◆ GOAL OF THE EXERCISE: State the number of lines with the string "description" in them, and nothing else.

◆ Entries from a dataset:
** begin **

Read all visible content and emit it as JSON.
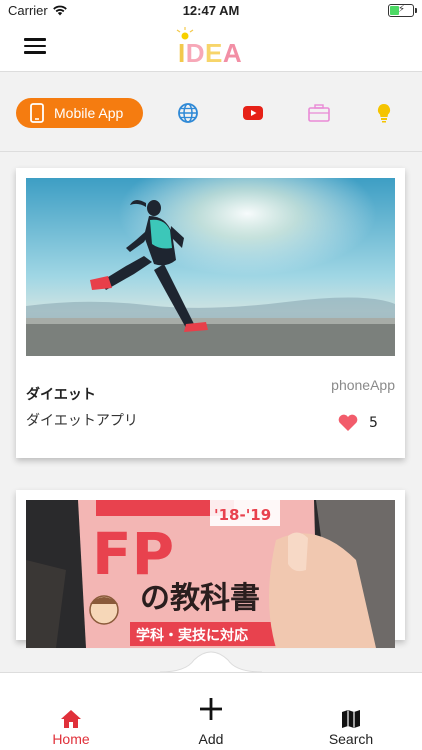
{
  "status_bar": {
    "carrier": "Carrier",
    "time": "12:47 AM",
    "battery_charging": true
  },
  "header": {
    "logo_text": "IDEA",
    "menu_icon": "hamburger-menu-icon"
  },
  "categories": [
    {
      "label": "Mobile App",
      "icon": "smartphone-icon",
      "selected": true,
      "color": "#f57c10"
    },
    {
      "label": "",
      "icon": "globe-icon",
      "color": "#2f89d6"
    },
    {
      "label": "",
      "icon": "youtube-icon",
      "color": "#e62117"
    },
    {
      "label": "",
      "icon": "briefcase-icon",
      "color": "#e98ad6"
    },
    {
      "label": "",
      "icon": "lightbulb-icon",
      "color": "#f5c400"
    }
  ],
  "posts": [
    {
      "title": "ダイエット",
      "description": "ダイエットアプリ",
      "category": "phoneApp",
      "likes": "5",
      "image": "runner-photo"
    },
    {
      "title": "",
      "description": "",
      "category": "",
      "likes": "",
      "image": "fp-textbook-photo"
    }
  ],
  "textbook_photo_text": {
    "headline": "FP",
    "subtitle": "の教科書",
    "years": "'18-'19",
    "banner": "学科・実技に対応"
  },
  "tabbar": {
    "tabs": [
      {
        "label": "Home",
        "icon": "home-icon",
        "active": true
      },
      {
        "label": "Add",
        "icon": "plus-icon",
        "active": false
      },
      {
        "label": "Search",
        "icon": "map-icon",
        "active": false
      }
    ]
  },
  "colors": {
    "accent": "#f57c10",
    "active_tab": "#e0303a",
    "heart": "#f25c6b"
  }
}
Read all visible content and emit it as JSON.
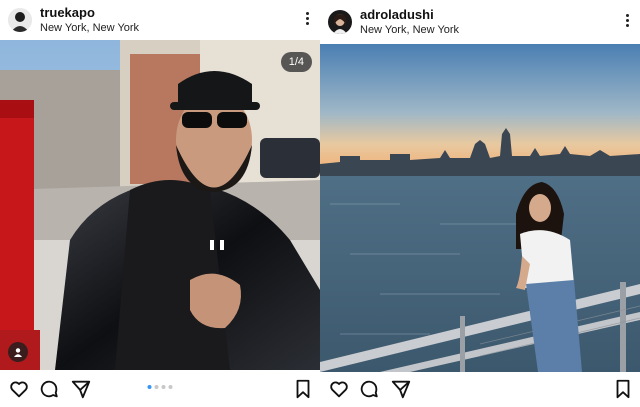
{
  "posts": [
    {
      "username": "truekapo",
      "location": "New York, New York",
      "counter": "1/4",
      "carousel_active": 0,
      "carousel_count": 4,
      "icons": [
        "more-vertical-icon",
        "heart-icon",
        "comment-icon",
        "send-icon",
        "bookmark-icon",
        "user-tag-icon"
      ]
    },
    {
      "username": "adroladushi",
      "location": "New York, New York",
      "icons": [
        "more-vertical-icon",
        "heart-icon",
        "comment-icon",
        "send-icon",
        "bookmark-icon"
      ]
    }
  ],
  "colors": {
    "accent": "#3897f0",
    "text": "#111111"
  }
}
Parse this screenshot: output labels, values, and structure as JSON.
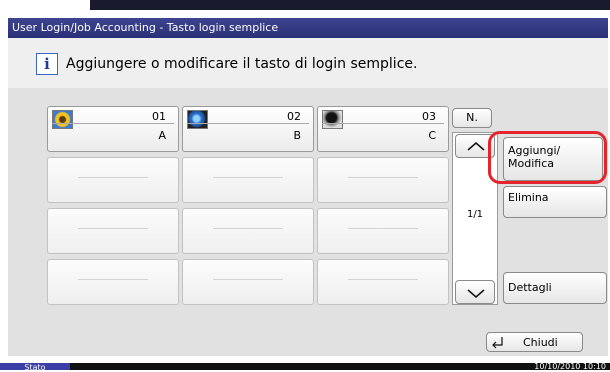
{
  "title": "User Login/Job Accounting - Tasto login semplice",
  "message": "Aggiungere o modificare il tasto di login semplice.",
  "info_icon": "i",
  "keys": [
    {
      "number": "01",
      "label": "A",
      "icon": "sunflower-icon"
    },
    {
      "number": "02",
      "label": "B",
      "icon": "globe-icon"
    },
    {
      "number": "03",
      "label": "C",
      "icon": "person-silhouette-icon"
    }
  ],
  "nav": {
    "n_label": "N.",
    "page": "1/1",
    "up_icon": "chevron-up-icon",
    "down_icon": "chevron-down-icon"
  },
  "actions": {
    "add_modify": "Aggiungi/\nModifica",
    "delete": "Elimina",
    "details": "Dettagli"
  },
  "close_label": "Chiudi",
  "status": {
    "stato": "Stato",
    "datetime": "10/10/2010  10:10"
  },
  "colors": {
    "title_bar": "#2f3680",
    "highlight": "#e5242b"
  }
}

** end **
** begin **

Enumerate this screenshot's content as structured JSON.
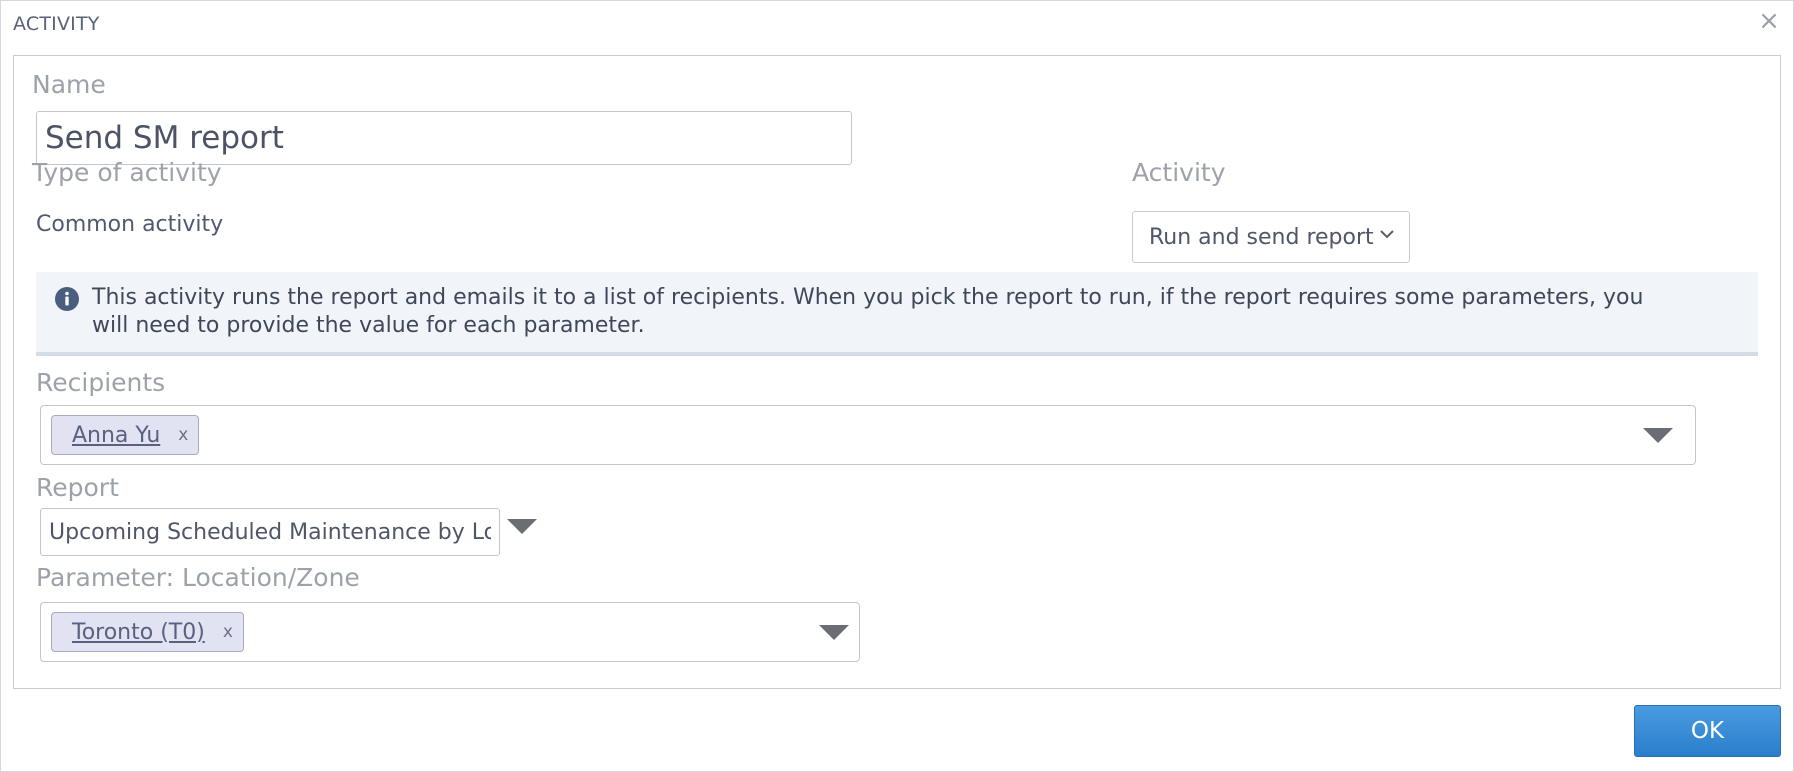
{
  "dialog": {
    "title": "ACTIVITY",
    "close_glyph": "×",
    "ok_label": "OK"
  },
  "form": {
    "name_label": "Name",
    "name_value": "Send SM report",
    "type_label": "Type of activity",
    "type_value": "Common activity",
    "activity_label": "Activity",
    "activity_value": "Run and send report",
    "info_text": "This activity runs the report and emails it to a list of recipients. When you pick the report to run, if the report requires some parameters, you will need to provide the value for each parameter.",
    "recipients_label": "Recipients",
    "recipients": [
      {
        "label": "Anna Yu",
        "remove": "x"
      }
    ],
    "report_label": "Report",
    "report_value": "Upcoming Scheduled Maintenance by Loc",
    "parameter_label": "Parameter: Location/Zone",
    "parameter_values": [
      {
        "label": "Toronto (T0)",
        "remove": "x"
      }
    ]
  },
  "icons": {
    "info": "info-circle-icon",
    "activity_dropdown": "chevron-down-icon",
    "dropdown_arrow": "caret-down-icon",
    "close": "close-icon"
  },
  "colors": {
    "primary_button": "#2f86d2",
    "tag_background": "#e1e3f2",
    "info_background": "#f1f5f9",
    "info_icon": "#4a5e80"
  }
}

** end **

◆ WORKED SOLUTION: 2